• What the task requires: Rewrite the items below, replacing every "interactable" with "clickable" and leaving everything else as it is.

• Supplied information:
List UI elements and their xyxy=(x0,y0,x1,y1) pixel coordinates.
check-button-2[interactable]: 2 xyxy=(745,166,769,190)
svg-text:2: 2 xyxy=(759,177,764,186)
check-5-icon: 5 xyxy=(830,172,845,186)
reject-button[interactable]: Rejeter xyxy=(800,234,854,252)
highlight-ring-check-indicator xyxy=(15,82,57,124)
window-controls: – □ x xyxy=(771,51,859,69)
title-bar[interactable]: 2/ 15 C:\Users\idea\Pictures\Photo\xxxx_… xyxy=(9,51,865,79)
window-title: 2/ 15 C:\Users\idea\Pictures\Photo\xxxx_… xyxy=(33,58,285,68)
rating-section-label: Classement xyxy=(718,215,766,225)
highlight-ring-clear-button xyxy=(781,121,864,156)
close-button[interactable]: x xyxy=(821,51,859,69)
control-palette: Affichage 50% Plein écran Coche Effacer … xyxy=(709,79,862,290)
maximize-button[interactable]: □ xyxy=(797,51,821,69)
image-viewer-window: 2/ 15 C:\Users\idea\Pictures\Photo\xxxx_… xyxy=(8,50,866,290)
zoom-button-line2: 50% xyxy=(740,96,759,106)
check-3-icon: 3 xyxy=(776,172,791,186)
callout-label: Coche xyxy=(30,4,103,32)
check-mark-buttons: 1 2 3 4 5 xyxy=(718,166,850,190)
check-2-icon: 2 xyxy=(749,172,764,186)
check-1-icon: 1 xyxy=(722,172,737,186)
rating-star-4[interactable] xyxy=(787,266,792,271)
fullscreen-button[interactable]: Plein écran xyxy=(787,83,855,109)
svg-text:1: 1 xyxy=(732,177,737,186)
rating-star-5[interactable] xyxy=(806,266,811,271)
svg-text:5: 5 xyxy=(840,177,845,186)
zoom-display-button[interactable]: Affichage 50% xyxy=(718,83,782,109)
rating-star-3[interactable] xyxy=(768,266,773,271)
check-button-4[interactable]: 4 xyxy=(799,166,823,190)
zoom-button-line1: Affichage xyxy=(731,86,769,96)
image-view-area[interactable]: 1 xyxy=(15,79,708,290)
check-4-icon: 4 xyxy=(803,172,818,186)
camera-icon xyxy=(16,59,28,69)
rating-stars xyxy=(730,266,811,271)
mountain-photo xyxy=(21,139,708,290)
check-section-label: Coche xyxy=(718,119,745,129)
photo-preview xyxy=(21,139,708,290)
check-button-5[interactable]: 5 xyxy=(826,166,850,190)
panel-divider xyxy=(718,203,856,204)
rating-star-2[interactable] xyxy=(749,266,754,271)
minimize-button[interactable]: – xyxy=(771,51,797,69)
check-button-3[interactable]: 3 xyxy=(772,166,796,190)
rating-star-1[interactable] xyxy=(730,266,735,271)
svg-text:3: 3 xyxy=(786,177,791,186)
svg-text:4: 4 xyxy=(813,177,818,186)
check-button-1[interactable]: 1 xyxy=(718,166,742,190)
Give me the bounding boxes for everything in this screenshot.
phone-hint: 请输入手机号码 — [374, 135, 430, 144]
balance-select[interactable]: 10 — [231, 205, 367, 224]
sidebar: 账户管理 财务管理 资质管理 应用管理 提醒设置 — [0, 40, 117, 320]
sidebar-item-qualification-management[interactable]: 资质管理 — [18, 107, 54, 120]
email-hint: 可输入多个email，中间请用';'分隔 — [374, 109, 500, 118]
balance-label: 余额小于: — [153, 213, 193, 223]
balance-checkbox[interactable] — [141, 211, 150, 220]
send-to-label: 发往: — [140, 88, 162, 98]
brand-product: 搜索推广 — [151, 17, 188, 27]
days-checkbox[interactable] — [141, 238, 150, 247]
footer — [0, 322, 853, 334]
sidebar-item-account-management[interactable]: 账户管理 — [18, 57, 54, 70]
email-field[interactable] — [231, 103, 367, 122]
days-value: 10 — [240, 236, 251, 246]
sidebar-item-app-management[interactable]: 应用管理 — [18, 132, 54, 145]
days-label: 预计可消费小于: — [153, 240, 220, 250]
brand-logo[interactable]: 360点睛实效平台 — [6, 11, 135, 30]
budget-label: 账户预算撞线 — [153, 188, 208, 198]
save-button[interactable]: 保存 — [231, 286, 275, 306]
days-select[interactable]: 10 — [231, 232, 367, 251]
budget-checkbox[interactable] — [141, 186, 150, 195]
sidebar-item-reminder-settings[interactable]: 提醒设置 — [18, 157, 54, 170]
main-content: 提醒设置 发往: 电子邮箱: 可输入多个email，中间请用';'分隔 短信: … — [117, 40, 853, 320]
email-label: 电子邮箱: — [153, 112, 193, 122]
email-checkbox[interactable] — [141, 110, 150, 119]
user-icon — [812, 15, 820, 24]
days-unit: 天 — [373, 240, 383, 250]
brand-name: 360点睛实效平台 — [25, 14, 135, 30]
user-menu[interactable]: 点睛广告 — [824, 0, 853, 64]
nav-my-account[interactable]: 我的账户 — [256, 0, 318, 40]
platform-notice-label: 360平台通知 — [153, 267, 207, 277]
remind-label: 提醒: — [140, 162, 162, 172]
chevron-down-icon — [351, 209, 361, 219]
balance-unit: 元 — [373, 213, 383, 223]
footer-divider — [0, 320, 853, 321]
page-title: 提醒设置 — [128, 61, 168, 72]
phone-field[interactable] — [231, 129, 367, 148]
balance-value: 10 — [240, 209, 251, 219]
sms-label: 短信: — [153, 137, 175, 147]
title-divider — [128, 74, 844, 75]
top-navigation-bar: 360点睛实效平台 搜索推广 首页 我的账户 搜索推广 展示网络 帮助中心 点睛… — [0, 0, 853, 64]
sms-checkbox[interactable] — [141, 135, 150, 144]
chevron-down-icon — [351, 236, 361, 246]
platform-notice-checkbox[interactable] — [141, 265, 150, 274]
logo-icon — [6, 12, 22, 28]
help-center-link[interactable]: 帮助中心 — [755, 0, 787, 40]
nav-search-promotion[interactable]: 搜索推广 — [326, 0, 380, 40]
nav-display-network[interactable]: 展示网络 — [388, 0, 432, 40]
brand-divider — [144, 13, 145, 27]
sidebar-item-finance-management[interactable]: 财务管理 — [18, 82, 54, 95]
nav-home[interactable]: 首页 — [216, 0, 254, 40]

• Written reply:
List UI elements and their xyxy=(x0,y0,x1,y1) pixel coordinates.
check-button-2[clickable]: 2 xyxy=(745,166,769,190)
svg-text:2: 2 xyxy=(759,177,764,186)
check-5-icon: 5 xyxy=(830,172,845,186)
reject-button[clickable]: Rejeter xyxy=(800,234,854,252)
highlight-ring-check-indicator xyxy=(15,82,57,124)
window-controls: – □ x xyxy=(771,51,859,69)
title-bar[clickable]: 2/ 15 C:\Users\idea\Pictures\Photo\xxxx_… xyxy=(9,51,865,79)
window-title: 2/ 15 C:\Users\idea\Pictures\Photo\xxxx_… xyxy=(33,58,285,68)
rating-section-label: Classement xyxy=(718,215,766,225)
highlight-ring-clear-button xyxy=(781,121,864,156)
close-button[clickable]: x xyxy=(821,51,859,69)
control-palette: Affichage 50% Plein écran Coche Effacer … xyxy=(709,79,862,290)
maximize-button[clickable]: □ xyxy=(797,51,821,69)
image-viewer-window: 2/ 15 C:\Users\idea\Pictures\Photo\xxxx_… xyxy=(8,50,866,290)
zoom-button-line2: 50% xyxy=(740,96,759,106)
check-3-icon: 3 xyxy=(776,172,791,186)
callout-label: Coche xyxy=(30,4,103,32)
check-mark-buttons: 1 2 3 4 5 xyxy=(718,166,850,190)
check-2-icon: 2 xyxy=(749,172,764,186)
check-1-icon: 1 xyxy=(722,172,737,186)
rating-star-4[clickable] xyxy=(787,266,792,271)
fullscreen-button[clickable]: Plein écran xyxy=(787,83,855,109)
svg-text:1: 1 xyxy=(732,177,737,186)
rating-star-5[clickable] xyxy=(806,266,811,271)
svg-text:5: 5 xyxy=(840,177,845,186)
zoom-display-button[clickable]: Affichage 50% xyxy=(718,83,782,109)
rating-star-3[clickable] xyxy=(768,266,773,271)
check-button-4[clickable]: 4 xyxy=(799,166,823,190)
zoom-button-line1: Affichage xyxy=(731,86,769,96)
image-view-area[clickable]: 1 xyxy=(15,79,708,290)
check-4-icon: 4 xyxy=(803,172,818,186)
camera-icon xyxy=(16,59,28,69)
rating-stars xyxy=(730,266,811,271)
mountain-photo xyxy=(21,139,708,290)
check-section-label: Coche xyxy=(718,119,745,129)
photo-preview xyxy=(21,139,708,290)
check-button-5[clickable]: 5 xyxy=(826,166,850,190)
panel-divider xyxy=(718,203,856,204)
rating-star-2[clickable] xyxy=(749,266,754,271)
minimize-button[clickable]: – xyxy=(771,51,797,69)
check-button-3[clickable]: 3 xyxy=(772,166,796,190)
rating-star-1[clickable] xyxy=(730,266,735,271)
svg-text:3: 3 xyxy=(786,177,791,186)
svg-text:4: 4 xyxy=(813,177,818,186)
check-button-1[clickable]: 1 xyxy=(718,166,742,190)
Give me the bounding boxes for everything in this screenshot.
phone-hint: 请输入手机号码 — [374, 135, 430, 144]
balance-select[clickable]: 10 — [231, 205, 367, 224]
sidebar: 账户管理 财务管理 资质管理 应用管理 提醒设置 — [0, 40, 117, 320]
sidebar-item-qualification-management[clickable]: 资质管理 — [18, 107, 54, 120]
email-hint: 可输入多个email，中间请用';'分隔 — [374, 109, 500, 118]
balance-label: 余额小于: — [153, 213, 193, 223]
balance-checkbox[clickable] — [141, 211, 150, 220]
send-to-label: 发往: — [140, 88, 162, 98]
brand-product: 搜索推广 — [151, 17, 188, 27]
days-checkbox[clickable] — [141, 238, 150, 247]
footer — [0, 322, 853, 334]
sidebar-item-account-management[clickable]: 账户管理 — [18, 57, 54, 70]
email-field[clickable] — [231, 103, 367, 122]
days-value: 10 — [240, 236, 251, 246]
sidebar-item-app-management[clickable]: 应用管理 — [18, 132, 54, 145]
days-label: 预计可消费小于: — [153, 240, 220, 250]
brand-logo[clickable]: 360点睛实效平台 — [6, 11, 135, 30]
budget-label: 账户预算撞线 — [153, 188, 208, 198]
save-button[clickable]: 保存 — [231, 286, 275, 306]
days-select[clickable]: 10 — [231, 232, 367, 251]
budget-checkbox[clickable] — [141, 186, 150, 195]
sidebar-item-reminder-settings[clickable]: 提醒设置 — [18, 157, 54, 170]
main-content: 提醒设置 发往: 电子邮箱: 可输入多个email，中间请用';'分隔 短信: … — [117, 40, 853, 320]
email-label: 电子邮箱: — [153, 112, 193, 122]
email-checkbox[clickable] — [141, 110, 150, 119]
user-icon — [812, 15, 820, 24]
days-unit: 天 — [373, 240, 383, 250]
brand-name: 360点睛实效平台 — [25, 14, 135, 30]
user-menu[clickable]: 点睛广告 — [824, 0, 853, 64]
nav-my-account[clickable]: 我的账户 — [256, 0, 318, 40]
platform-notice-label: 360平台通知 — [153, 267, 207, 277]
remind-label: 提醒: — [140, 162, 162, 172]
chevron-down-icon — [351, 209, 361, 219]
balance-unit: 元 — [373, 213, 383, 223]
footer-divider — [0, 320, 853, 321]
page-title: 提醒设置 — [128, 61, 168, 72]
phone-field[clickable] — [231, 129, 367, 148]
balance-value: 10 — [240, 209, 251, 219]
sms-label: 短信: — [153, 137, 175, 147]
title-divider — [128, 74, 844, 75]
top-navigation-bar: 360点睛实效平台 搜索推广 首页 我的账户 搜索推广 展示网络 帮助中心 点睛… — [0, 0, 853, 64]
sms-checkbox[clickable] — [141, 135, 150, 144]
chevron-down-icon — [351, 236, 361, 246]
platform-notice-checkbox[clickable] — [141, 265, 150, 274]
logo-icon — [6, 12, 22, 28]
help-center-link[clickable]: 帮助中心 — [755, 0, 787, 40]
nav-search-promotion[clickable]: 搜索推广 — [326, 0, 380, 40]
nav-display-network[clickable]: 展示网络 — [388, 0, 432, 40]
brand-divider — [144, 13, 145, 27]
sidebar-item-finance-management[clickable]: 财务管理 — [18, 82, 54, 95]
nav-home[clickable]: 首页 — [216, 0, 254, 40]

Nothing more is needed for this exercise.